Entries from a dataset

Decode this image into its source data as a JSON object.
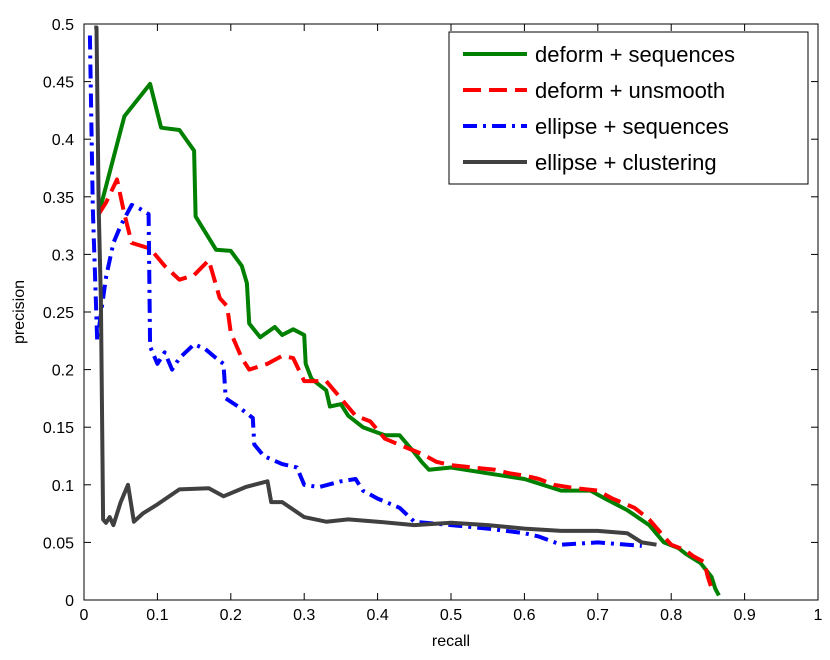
{
  "chart_data": {
    "type": "line",
    "xlabel": "recall",
    "ylabel": "precision",
    "xlim": [
      0,
      1
    ],
    "ylim": [
      0,
      0.5
    ],
    "grid": false,
    "legend_position": "top-right",
    "x_ticks": [
      "0",
      "0.1",
      "0.2",
      "0.3",
      "0.4",
      "0.5",
      "0.6",
      "0.7",
      "0.8",
      "0.9",
      "1"
    ],
    "y_ticks": [
      "0",
      "0.05",
      "0.1",
      "0.15",
      "0.2",
      "0.25",
      "0.3",
      "0.35",
      "0.4",
      "0.45",
      "0.5"
    ],
    "series": [
      {
        "name": "deform + sequences",
        "color": "#008000",
        "dash": "solid",
        "points": [
          [
            0.02,
            0.335
          ],
          [
            0.055,
            0.42
          ],
          [
            0.09,
            0.448
          ],
          [
            0.105,
            0.41
          ],
          [
            0.13,
            0.408
          ],
          [
            0.15,
            0.39
          ],
          [
            0.152,
            0.333
          ],
          [
            0.18,
            0.304
          ],
          [
            0.2,
            0.303
          ],
          [
            0.215,
            0.29
          ],
          [
            0.222,
            0.275
          ],
          [
            0.225,
            0.24
          ],
          [
            0.24,
            0.228
          ],
          [
            0.26,
            0.237
          ],
          [
            0.27,
            0.23
          ],
          [
            0.285,
            0.235
          ],
          [
            0.3,
            0.23
          ],
          [
            0.302,
            0.205
          ],
          [
            0.31,
            0.192
          ],
          [
            0.33,
            0.182
          ],
          [
            0.335,
            0.168
          ],
          [
            0.35,
            0.17
          ],
          [
            0.36,
            0.16
          ],
          [
            0.38,
            0.15
          ],
          [
            0.41,
            0.143
          ],
          [
            0.43,
            0.143
          ],
          [
            0.45,
            0.128
          ],
          [
            0.46,
            0.12
          ],
          [
            0.47,
            0.113
          ],
          [
            0.5,
            0.115
          ],
          [
            0.55,
            0.11
          ],
          [
            0.6,
            0.105
          ],
          [
            0.65,
            0.095
          ],
          [
            0.69,
            0.095
          ],
          [
            0.71,
            0.088
          ],
          [
            0.74,
            0.078
          ],
          [
            0.77,
            0.065
          ],
          [
            0.79,
            0.05
          ],
          [
            0.81,
            0.045
          ],
          [
            0.82,
            0.04
          ],
          [
            0.84,
            0.032
          ],
          [
            0.855,
            0.02
          ],
          [
            0.86,
            0.01
          ],
          [
            0.865,
            0.004
          ]
        ]
      },
      {
        "name": "deform + unsmooth",
        "color": "#ff0000",
        "dash": "long",
        "points": [
          [
            0.02,
            0.335
          ],
          [
            0.03,
            0.345
          ],
          [
            0.045,
            0.365
          ],
          [
            0.055,
            0.335
          ],
          [
            0.065,
            0.31
          ],
          [
            0.09,
            0.305
          ],
          [
            0.11,
            0.29
          ],
          [
            0.13,
            0.278
          ],
          [
            0.15,
            0.282
          ],
          [
            0.17,
            0.295
          ],
          [
            0.185,
            0.262
          ],
          [
            0.195,
            0.255
          ],
          [
            0.2,
            0.232
          ],
          [
            0.215,
            0.21
          ],
          [
            0.225,
            0.2
          ],
          [
            0.25,
            0.205
          ],
          [
            0.27,
            0.212
          ],
          [
            0.285,
            0.21
          ],
          [
            0.3,
            0.19
          ],
          [
            0.33,
            0.19
          ],
          [
            0.35,
            0.175
          ],
          [
            0.37,
            0.16
          ],
          [
            0.39,
            0.155
          ],
          [
            0.41,
            0.14
          ],
          [
            0.44,
            0.132
          ],
          [
            0.46,
            0.127
          ],
          [
            0.48,
            0.12
          ],
          [
            0.5,
            0.117
          ],
          [
            0.53,
            0.115
          ],
          [
            0.56,
            0.113
          ],
          [
            0.58,
            0.11
          ],
          [
            0.6,
            0.108
          ],
          [
            0.62,
            0.105
          ],
          [
            0.64,
            0.1
          ],
          [
            0.67,
            0.097
          ],
          [
            0.7,
            0.095
          ],
          [
            0.72,
            0.088
          ],
          [
            0.75,
            0.08
          ],
          [
            0.77,
            0.07
          ],
          [
            0.79,
            0.055
          ],
          [
            0.8,
            0.048
          ],
          [
            0.82,
            0.043
          ],
          [
            0.83,
            0.038
          ],
          [
            0.845,
            0.033
          ],
          [
            0.85,
            0.02
          ],
          [
            0.855,
            0.01
          ]
        ]
      },
      {
        "name": "ellipse + sequences",
        "color": "#0000ff",
        "dash": "dashdot",
        "points": [
          [
            0.008,
            0.49
          ],
          [
            0.012,
            0.34
          ],
          [
            0.018,
            0.225
          ],
          [
            0.03,
            0.28
          ],
          [
            0.04,
            0.31
          ],
          [
            0.05,
            0.325
          ],
          [
            0.065,
            0.343
          ],
          [
            0.075,
            0.34
          ],
          [
            0.088,
            0.335
          ],
          [
            0.09,
            0.22
          ],
          [
            0.1,
            0.205
          ],
          [
            0.11,
            0.215
          ],
          [
            0.12,
            0.2
          ],
          [
            0.13,
            0.21
          ],
          [
            0.15,
            0.222
          ],
          [
            0.165,
            0.218
          ],
          [
            0.18,
            0.21
          ],
          [
            0.19,
            0.205
          ],
          [
            0.193,
            0.175
          ],
          [
            0.21,
            0.168
          ],
          [
            0.23,
            0.158
          ],
          [
            0.232,
            0.135
          ],
          [
            0.245,
            0.125
          ],
          [
            0.27,
            0.118
          ],
          [
            0.29,
            0.115
          ],
          [
            0.3,
            0.1
          ],
          [
            0.32,
            0.098
          ],
          [
            0.35,
            0.103
          ],
          [
            0.37,
            0.105
          ],
          [
            0.38,
            0.095
          ],
          [
            0.4,
            0.088
          ],
          [
            0.43,
            0.08
          ],
          [
            0.45,
            0.068
          ],
          [
            0.5,
            0.065
          ],
          [
            0.55,
            0.062
          ],
          [
            0.6,
            0.058
          ],
          [
            0.62,
            0.055
          ],
          [
            0.65,
            0.048
          ],
          [
            0.7,
            0.05
          ],
          [
            0.76,
            0.047
          ]
        ]
      },
      {
        "name": "ellipse + clustering",
        "color": "#404040",
        "dash": "solid",
        "points": [
          [
            0.014,
            0.497
          ],
          [
            0.017,
            0.497
          ],
          [
            0.02,
            0.34
          ],
          [
            0.023,
            0.26
          ],
          [
            0.026,
            0.07
          ],
          [
            0.03,
            0.067
          ],
          [
            0.035,
            0.072
          ],
          [
            0.04,
            0.065
          ],
          [
            0.05,
            0.085
          ],
          [
            0.06,
            0.1
          ],
          [
            0.068,
            0.068
          ],
          [
            0.08,
            0.075
          ],
          [
            0.1,
            0.083
          ],
          [
            0.13,
            0.096
          ],
          [
            0.17,
            0.097
          ],
          [
            0.19,
            0.09
          ],
          [
            0.22,
            0.098
          ],
          [
            0.25,
            0.103
          ],
          [
            0.255,
            0.085
          ],
          [
            0.27,
            0.085
          ],
          [
            0.3,
            0.072
          ],
          [
            0.33,
            0.068
          ],
          [
            0.36,
            0.07
          ],
          [
            0.4,
            0.068
          ],
          [
            0.45,
            0.065
          ],
          [
            0.5,
            0.067
          ],
          [
            0.55,
            0.065
          ],
          [
            0.6,
            0.062
          ],
          [
            0.65,
            0.06
          ],
          [
            0.7,
            0.06
          ],
          [
            0.74,
            0.058
          ],
          [
            0.76,
            0.05
          ],
          [
            0.78,
            0.048
          ]
        ]
      }
    ]
  }
}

● Description of the task
Without the pictures, output the full listing exactly as it stands.

● Right answer
Decode this image into its source data as a JSON object.
{
  "chart_data": {
    "type": "line",
    "xlabel": "recall",
    "ylabel": "precision",
    "xlim": [
      0,
      1
    ],
    "ylim": [
      0,
      0.5
    ],
    "grid": false,
    "legend_position": "top-right",
    "x_ticks": [
      "0",
      "0.1",
      "0.2",
      "0.3",
      "0.4",
      "0.5",
      "0.6",
      "0.7",
      "0.8",
      "0.9",
      "1"
    ],
    "y_ticks": [
      "0",
      "0.05",
      "0.1",
      "0.15",
      "0.2",
      "0.25",
      "0.3",
      "0.35",
      "0.4",
      "0.45",
      "0.5"
    ],
    "series": [
      {
        "name": "deform + sequences",
        "color": "#008000",
        "dash": "solid",
        "points": [
          [
            0.02,
            0.335
          ],
          [
            0.055,
            0.42
          ],
          [
            0.09,
            0.448
          ],
          [
            0.105,
            0.41
          ],
          [
            0.13,
            0.408
          ],
          [
            0.15,
            0.39
          ],
          [
            0.152,
            0.333
          ],
          [
            0.18,
            0.304
          ],
          [
            0.2,
            0.303
          ],
          [
            0.215,
            0.29
          ],
          [
            0.222,
            0.275
          ],
          [
            0.225,
            0.24
          ],
          [
            0.24,
            0.228
          ],
          [
            0.26,
            0.237
          ],
          [
            0.27,
            0.23
          ],
          [
            0.285,
            0.235
          ],
          [
            0.3,
            0.23
          ],
          [
            0.302,
            0.205
          ],
          [
            0.31,
            0.192
          ],
          [
            0.33,
            0.182
          ],
          [
            0.335,
            0.168
          ],
          [
            0.35,
            0.17
          ],
          [
            0.36,
            0.16
          ],
          [
            0.38,
            0.15
          ],
          [
            0.41,
            0.143
          ],
          [
            0.43,
            0.143
          ],
          [
            0.45,
            0.128
          ],
          [
            0.46,
            0.12
          ],
          [
            0.47,
            0.113
          ],
          [
            0.5,
            0.115
          ],
          [
            0.55,
            0.11
          ],
          [
            0.6,
            0.105
          ],
          [
            0.65,
            0.095
          ],
          [
            0.69,
            0.095
          ],
          [
            0.71,
            0.088
          ],
          [
            0.74,
            0.078
          ],
          [
            0.77,
            0.065
          ],
          [
            0.79,
            0.05
          ],
          [
            0.81,
            0.045
          ],
          [
            0.82,
            0.04
          ],
          [
            0.84,
            0.032
          ],
          [
            0.855,
            0.02
          ],
          [
            0.86,
            0.01
          ],
          [
            0.865,
            0.004
          ]
        ]
      },
      {
        "name": "deform + unsmooth",
        "color": "#ff0000",
        "dash": "long",
        "points": [
          [
            0.02,
            0.335
          ],
          [
            0.03,
            0.345
          ],
          [
            0.045,
            0.365
          ],
          [
            0.055,
            0.335
          ],
          [
            0.065,
            0.31
          ],
          [
            0.09,
            0.305
          ],
          [
            0.11,
            0.29
          ],
          [
            0.13,
            0.278
          ],
          [
            0.15,
            0.282
          ],
          [
            0.17,
            0.295
          ],
          [
            0.185,
            0.262
          ],
          [
            0.195,
            0.255
          ],
          [
            0.2,
            0.232
          ],
          [
            0.215,
            0.21
          ],
          [
            0.225,
            0.2
          ],
          [
            0.25,
            0.205
          ],
          [
            0.27,
            0.212
          ],
          [
            0.285,
            0.21
          ],
          [
            0.3,
            0.19
          ],
          [
            0.33,
            0.19
          ],
          [
            0.35,
            0.175
          ],
          [
            0.37,
            0.16
          ],
          [
            0.39,
            0.155
          ],
          [
            0.41,
            0.14
          ],
          [
            0.44,
            0.132
          ],
          [
            0.46,
            0.127
          ],
          [
            0.48,
            0.12
          ],
          [
            0.5,
            0.117
          ],
          [
            0.53,
            0.115
          ],
          [
            0.56,
            0.113
          ],
          [
            0.58,
            0.11
          ],
          [
            0.6,
            0.108
          ],
          [
            0.62,
            0.105
          ],
          [
            0.64,
            0.1
          ],
          [
            0.67,
            0.097
          ],
          [
            0.7,
            0.095
          ],
          [
            0.72,
            0.088
          ],
          [
            0.75,
            0.08
          ],
          [
            0.77,
            0.07
          ],
          [
            0.79,
            0.055
          ],
          [
            0.8,
            0.048
          ],
          [
            0.82,
            0.043
          ],
          [
            0.83,
            0.038
          ],
          [
            0.845,
            0.033
          ],
          [
            0.85,
            0.02
          ],
          [
            0.855,
            0.01
          ]
        ]
      },
      {
        "name": "ellipse + sequences",
        "color": "#0000ff",
        "dash": "dashdot",
        "points": [
          [
            0.008,
            0.49
          ],
          [
            0.012,
            0.34
          ],
          [
            0.018,
            0.225
          ],
          [
            0.03,
            0.28
          ],
          [
            0.04,
            0.31
          ],
          [
            0.05,
            0.325
          ],
          [
            0.065,
            0.343
          ],
          [
            0.075,
            0.34
          ],
          [
            0.088,
            0.335
          ],
          [
            0.09,
            0.22
          ],
          [
            0.1,
            0.205
          ],
          [
            0.11,
            0.215
          ],
          [
            0.12,
            0.2
          ],
          [
            0.13,
            0.21
          ],
          [
            0.15,
            0.222
          ],
          [
            0.165,
            0.218
          ],
          [
            0.18,
            0.21
          ],
          [
            0.19,
            0.205
          ],
          [
            0.193,
            0.175
          ],
          [
            0.21,
            0.168
          ],
          [
            0.23,
            0.158
          ],
          [
            0.232,
            0.135
          ],
          [
            0.245,
            0.125
          ],
          [
            0.27,
            0.118
          ],
          [
            0.29,
            0.115
          ],
          [
            0.3,
            0.1
          ],
          [
            0.32,
            0.098
          ],
          [
            0.35,
            0.103
          ],
          [
            0.37,
            0.105
          ],
          [
            0.38,
            0.095
          ],
          [
            0.4,
            0.088
          ],
          [
            0.43,
            0.08
          ],
          [
            0.45,
            0.068
          ],
          [
            0.5,
            0.065
          ],
          [
            0.55,
            0.062
          ],
          [
            0.6,
            0.058
          ],
          [
            0.62,
            0.055
          ],
          [
            0.65,
            0.048
          ],
          [
            0.7,
            0.05
          ],
          [
            0.76,
            0.047
          ]
        ]
      },
      {
        "name": "ellipse + clustering",
        "color": "#404040",
        "dash": "solid",
        "points": [
          [
            0.014,
            0.497
          ],
          [
            0.017,
            0.497
          ],
          [
            0.02,
            0.34
          ],
          [
            0.023,
            0.26
          ],
          [
            0.026,
            0.07
          ],
          [
            0.03,
            0.067
          ],
          [
            0.035,
            0.072
          ],
          [
            0.04,
            0.065
          ],
          [
            0.05,
            0.085
          ],
          [
            0.06,
            0.1
          ],
          [
            0.068,
            0.068
          ],
          [
            0.08,
            0.075
          ],
          [
            0.1,
            0.083
          ],
          [
            0.13,
            0.096
          ],
          [
            0.17,
            0.097
          ],
          [
            0.19,
            0.09
          ],
          [
            0.22,
            0.098
          ],
          [
            0.25,
            0.103
          ],
          [
            0.255,
            0.085
          ],
          [
            0.27,
            0.085
          ],
          [
            0.3,
            0.072
          ],
          [
            0.33,
            0.068
          ],
          [
            0.36,
            0.07
          ],
          [
            0.4,
            0.068
          ],
          [
            0.45,
            0.065
          ],
          [
            0.5,
            0.067
          ],
          [
            0.55,
            0.065
          ],
          [
            0.6,
            0.062
          ],
          [
            0.65,
            0.06
          ],
          [
            0.7,
            0.06
          ],
          [
            0.74,
            0.058
          ],
          [
            0.76,
            0.05
          ],
          [
            0.78,
            0.048
          ]
        ]
      }
    ]
  }
}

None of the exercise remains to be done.